(Short problem) Copy the data below exactly.

[Begin]

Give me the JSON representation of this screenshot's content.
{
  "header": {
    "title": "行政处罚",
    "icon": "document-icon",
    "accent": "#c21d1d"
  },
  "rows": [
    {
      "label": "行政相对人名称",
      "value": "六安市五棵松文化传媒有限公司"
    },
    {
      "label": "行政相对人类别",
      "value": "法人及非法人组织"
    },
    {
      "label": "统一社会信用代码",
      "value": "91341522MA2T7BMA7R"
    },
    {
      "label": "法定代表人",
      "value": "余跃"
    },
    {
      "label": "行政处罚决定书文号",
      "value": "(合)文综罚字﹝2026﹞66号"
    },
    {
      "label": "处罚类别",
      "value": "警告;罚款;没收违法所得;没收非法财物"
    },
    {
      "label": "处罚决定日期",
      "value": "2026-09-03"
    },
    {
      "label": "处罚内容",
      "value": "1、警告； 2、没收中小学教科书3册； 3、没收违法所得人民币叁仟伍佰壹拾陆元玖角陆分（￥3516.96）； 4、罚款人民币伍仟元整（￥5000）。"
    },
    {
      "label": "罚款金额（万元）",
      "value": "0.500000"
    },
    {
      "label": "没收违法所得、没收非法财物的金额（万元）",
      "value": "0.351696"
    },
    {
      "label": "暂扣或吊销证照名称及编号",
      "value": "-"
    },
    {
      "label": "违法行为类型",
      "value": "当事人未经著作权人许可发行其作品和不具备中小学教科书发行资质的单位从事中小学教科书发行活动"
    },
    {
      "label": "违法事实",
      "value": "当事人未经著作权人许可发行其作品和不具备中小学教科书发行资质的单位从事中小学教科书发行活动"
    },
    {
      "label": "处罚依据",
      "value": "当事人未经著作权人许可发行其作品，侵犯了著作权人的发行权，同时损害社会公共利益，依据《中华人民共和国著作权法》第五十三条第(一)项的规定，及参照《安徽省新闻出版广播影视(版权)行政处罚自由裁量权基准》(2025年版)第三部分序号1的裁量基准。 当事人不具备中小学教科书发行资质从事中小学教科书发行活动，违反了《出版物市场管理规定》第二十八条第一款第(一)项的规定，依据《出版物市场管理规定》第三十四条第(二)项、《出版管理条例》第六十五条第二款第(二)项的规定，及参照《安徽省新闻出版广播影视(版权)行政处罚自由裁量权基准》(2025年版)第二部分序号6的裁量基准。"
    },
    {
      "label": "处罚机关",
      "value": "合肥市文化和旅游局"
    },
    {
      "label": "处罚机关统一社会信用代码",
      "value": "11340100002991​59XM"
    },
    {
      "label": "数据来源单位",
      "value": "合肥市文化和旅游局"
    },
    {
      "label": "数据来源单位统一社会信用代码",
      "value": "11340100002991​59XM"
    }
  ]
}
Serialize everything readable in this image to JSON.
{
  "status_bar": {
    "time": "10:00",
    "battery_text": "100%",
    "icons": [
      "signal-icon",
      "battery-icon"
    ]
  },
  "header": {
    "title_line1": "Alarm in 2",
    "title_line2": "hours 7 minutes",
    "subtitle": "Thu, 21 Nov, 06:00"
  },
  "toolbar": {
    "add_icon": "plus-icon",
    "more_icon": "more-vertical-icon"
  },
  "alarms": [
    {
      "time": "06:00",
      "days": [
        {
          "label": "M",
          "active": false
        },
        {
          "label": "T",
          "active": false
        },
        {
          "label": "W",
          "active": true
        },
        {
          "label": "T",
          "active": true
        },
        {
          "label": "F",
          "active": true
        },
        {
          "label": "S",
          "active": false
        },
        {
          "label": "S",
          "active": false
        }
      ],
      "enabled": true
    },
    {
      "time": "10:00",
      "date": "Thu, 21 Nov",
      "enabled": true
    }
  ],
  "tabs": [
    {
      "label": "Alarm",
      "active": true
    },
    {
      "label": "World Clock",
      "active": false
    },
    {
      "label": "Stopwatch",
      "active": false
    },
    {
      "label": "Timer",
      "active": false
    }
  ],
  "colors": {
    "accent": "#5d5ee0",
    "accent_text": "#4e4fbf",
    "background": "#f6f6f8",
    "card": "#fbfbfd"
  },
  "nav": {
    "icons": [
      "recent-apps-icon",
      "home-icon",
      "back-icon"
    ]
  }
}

[End]

(Right answer)
Give me the JSON representation of this screenshot's content.
{
  "header": {
    "title": "行政处罚",
    "icon": "document-icon",
    "accent": "#c21d1d"
  },
  "rows": [
    {
      "label": "行政相对人名称",
      "value": "六安市五棵松文化传媒有限公司"
    },
    {
      "label": "行政相对人类别",
      "value": "法人及非法人组织"
    },
    {
      "label": "统一社会信用代码",
      "value": "91341522MA2T7BMA7R"
    },
    {
      "label": "法定代表人",
      "value": "余跃"
    },
    {
      "label": "行政处罚决定书文号",
      "value": "(合)文综罚字﹝2026﹞66号"
    },
    {
      "label": "处罚类别",
      "value": "警告;罚款;没收违法所得;没收非法财物"
    },
    {
      "label": "处罚决定日期",
      "value": "2026-09-03"
    },
    {
      "label": "处罚内容",
      "value": "1、警告； 2、没收中小学教科书3册； 3、没收违法所得人民币叁仟伍佰壹拾陆元玖角陆分（￥3516.96）； 4、罚款人民币伍仟元整（￥5000）。"
    },
    {
      "label": "罚款金额（万元）",
      "value": "0.500000"
    },
    {
      "label": "没收违法所得、没收非法财物的金额（万元）",
      "value": "0.351696"
    },
    {
      "label": "暂扣或吊销证照名称及编号",
      "value": "-"
    },
    {
      "label": "违法行为类型",
      "value": "当事人未经著作权人许可发行其作品和不具备中小学教科书发行资质的单位从事中小学教科书发行活动"
    },
    {
      "label": "违法事实",
      "value": "当事人未经著作权人许可发行其作品和不具备中小学教科书发行资质的单位从事中小学教科书发行活动"
    },
    {
      "label": "处罚依据",
      "value": "当事人未经著作权人许可发行其作品，侵犯了著作权人的发行权，同时损害社会公共利益，依据《中华人民共和国著作权法》第五十三条第(一)项的规定，及参照《安徽省新闻出版广播影视(版权)行政处罚自由裁量权基准》(2025年版)第三部分序号1的裁量基准。 当事人不具备中小学教科书发行资质从事中小学教科书发行活动，违反了《出版物市场管理规定》第二十八条第一款第(一)项的规定，依据《出版物市场管理规定》第三十四条第(二)项、《出版管理条例》第六十五条第二款第(二)项的规定，及参照《安徽省新闻出版广播影视(版权)行政处罚自由裁量权基准》(2025年版)第二部分序号6的裁量基准。"
    },
    {
      "label": "处罚机关",
      "value": "合肥市文化和旅游局"
    },
    {
      "label": "处罚机关统一社会信用代码",
      "value": "11340100002991​59XM"
    },
    {
      "label": "数据来源单位",
      "value": "合肥市文化和旅游局"
    },
    {
      "label": "数据来源单位统一社会信用代码",
      "value": "11340100002991​59XM"
    }
  ]
}
Serialize everything readable in this image to JSON.
{
  "status_bar": {
    "time": "10:00",
    "battery_text": "100%",
    "icons": [
      "signal-icon",
      "battery-icon"
    ]
  },
  "header": {
    "title_line1": "Alarm in 2",
    "title_line2": "hours 7 minutes",
    "subtitle": "Thu, 21 Nov, 06:00"
  },
  "toolbar": {
    "add_icon": "plus-icon",
    "more_icon": "more-vertical-icon"
  },
  "alarms": [
    {
      "time": "06:00",
      "days": [
        {
          "label": "M",
          "active": false
        },
        {
          "label": "T",
          "active": false
        },
        {
          "label": "W",
          "active": true
        },
        {
          "label": "T",
          "active": true
        },
        {
          "label": "F",
          "active": true
        },
        {
          "label": "S",
          "active": false
        },
        {
          "label": "S",
          "active": false
        }
      ],
      "enabled": true
    },
    {
      "time": "10:00",
      "date": "Thu, 21 Nov",
      "enabled": true
    }
  ],
  "tabs": [
    {
      "label": "Alarm",
      "active": true
    },
    {
      "label": "World Clock",
      "active": false
    },
    {
      "label": "Stopwatch",
      "active": false
    },
    {
      "label": "Timer",
      "active": false
    }
  ],
  "colors": {
    "accent": "#5d5ee0",
    "accent_text": "#4e4fbf",
    "background": "#f6f6f8",
    "card": "#fbfbfd"
  },
  "nav": {
    "icons": [
      "recent-apps-icon",
      "home-icon",
      "back-icon"
    ]
  }
}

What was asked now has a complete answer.